TASK OBJECTIVE: Reproduce the records that follow in full, excluding any picture they contain.
=====
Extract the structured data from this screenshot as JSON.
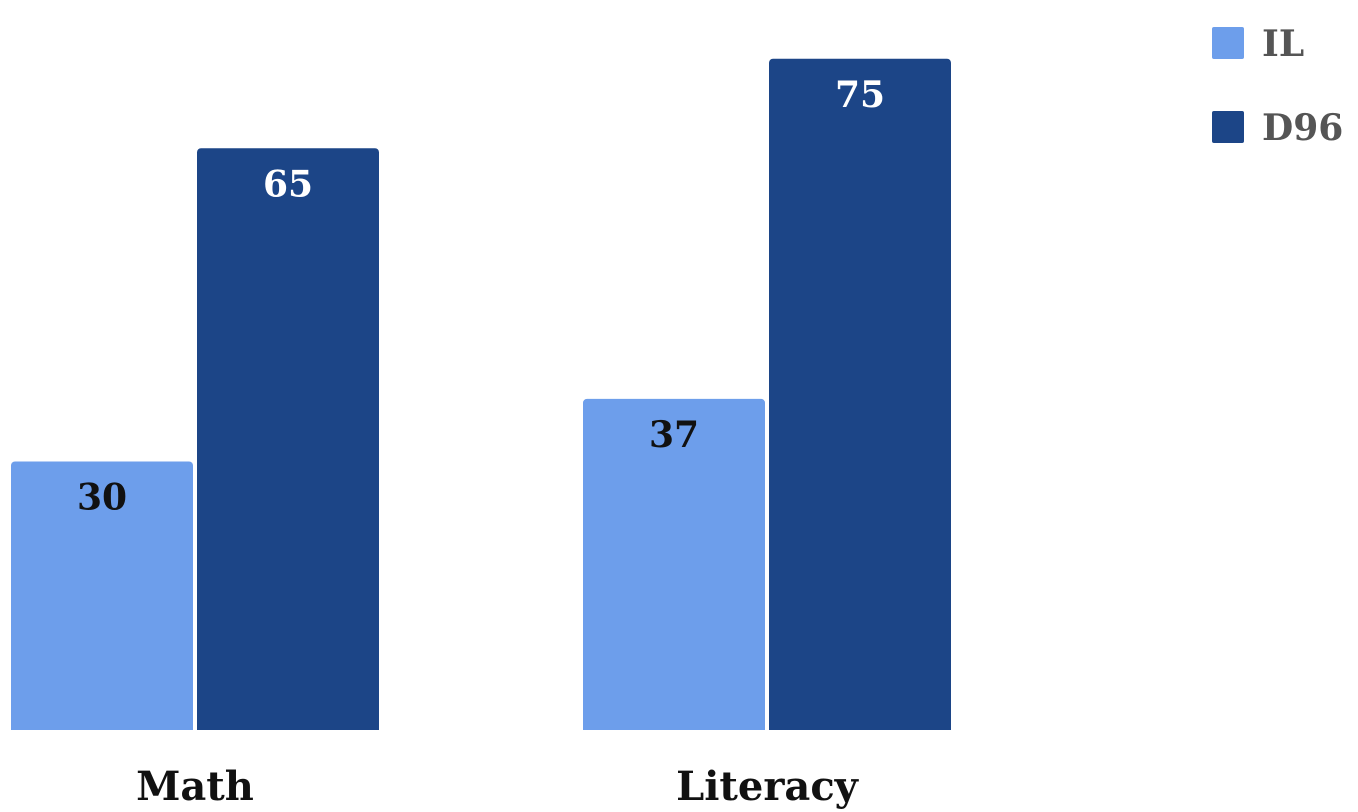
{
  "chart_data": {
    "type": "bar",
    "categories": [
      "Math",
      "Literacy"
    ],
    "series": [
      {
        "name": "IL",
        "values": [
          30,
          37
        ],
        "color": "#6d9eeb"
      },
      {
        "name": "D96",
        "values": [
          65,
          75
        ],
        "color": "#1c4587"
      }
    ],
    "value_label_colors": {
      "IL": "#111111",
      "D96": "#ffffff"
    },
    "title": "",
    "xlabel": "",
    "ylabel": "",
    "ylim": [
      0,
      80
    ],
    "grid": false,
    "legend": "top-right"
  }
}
=====
OUTPUT BELOW:
Extract the structured data from this screenshot as JSON.
{
  "chart_data": {
    "type": "bar",
    "categories": [
      "Math",
      "Literacy"
    ],
    "series": [
      {
        "name": "IL",
        "values": [
          30,
          37
        ],
        "color": "#6d9eeb"
      },
      {
        "name": "D96",
        "values": [
          65,
          75
        ],
        "color": "#1c4587"
      }
    ],
    "value_label_colors": {
      "IL": "#111111",
      "D96": "#ffffff"
    },
    "title": "",
    "xlabel": "",
    "ylabel": "",
    "ylim": [
      0,
      80
    ],
    "grid": false,
    "legend": "top-right"
  }
}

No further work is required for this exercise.